## START Extracted data

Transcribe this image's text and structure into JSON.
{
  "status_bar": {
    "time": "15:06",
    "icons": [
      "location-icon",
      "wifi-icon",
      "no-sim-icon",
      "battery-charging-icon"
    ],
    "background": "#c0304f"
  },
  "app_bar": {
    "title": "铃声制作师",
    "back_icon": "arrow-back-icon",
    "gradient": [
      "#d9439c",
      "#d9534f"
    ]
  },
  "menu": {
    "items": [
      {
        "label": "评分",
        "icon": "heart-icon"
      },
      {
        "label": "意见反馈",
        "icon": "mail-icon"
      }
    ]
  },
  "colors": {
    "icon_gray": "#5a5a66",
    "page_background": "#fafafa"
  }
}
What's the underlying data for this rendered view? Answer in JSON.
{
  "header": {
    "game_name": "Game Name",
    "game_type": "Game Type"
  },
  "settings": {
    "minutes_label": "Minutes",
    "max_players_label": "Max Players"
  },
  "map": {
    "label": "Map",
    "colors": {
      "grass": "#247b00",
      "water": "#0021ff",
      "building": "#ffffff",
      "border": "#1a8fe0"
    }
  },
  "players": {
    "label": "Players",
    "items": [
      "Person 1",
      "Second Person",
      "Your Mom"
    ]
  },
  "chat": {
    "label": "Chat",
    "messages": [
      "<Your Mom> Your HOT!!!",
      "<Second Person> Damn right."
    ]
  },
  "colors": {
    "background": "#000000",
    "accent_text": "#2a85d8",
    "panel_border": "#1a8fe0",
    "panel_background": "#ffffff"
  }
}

## END Extracted data

Objective:
Return all of the data exactly as it reads.

Output of the task:
Transcribe this image's text and structure into JSON.
{
  "status_bar": {
    "time": "15:06",
    "icons": [
      "location-icon",
      "wifi-icon",
      "no-sim-icon",
      "battery-charging-icon"
    ],
    "background": "#c0304f"
  },
  "app_bar": {
    "title": "铃声制作师",
    "back_icon": "arrow-back-icon",
    "gradient": [
      "#d9439c",
      "#d9534f"
    ]
  },
  "menu": {
    "items": [
      {
        "label": "评分",
        "icon": "heart-icon"
      },
      {
        "label": "意见反馈",
        "icon": "mail-icon"
      }
    ]
  },
  "colors": {
    "icon_gray": "#5a5a66",
    "page_background": "#fafafa"
  }
}
What's the underlying data for this rendered view? Answer in JSON.
{
  "header": {
    "game_name": "Game Name",
    "game_type": "Game Type"
  },
  "settings": {
    "minutes_label": "Minutes",
    "max_players_label": "Max Players"
  },
  "map": {
    "label": "Map",
    "colors": {
      "grass": "#247b00",
      "water": "#0021ff",
      "building": "#ffffff",
      "border": "#1a8fe0"
    }
  },
  "players": {
    "label": "Players",
    "items": [
      "Person 1",
      "Second Person",
      "Your Mom"
    ]
  },
  "chat": {
    "label": "Chat",
    "messages": [
      "<Your Mom> Your HOT!!!",
      "<Second Person> Damn right."
    ]
  },
  "colors": {
    "background": "#000000",
    "accent_text": "#2a85d8",
    "panel_border": "#1a8fe0",
    "panel_background": "#ffffff"
  }
}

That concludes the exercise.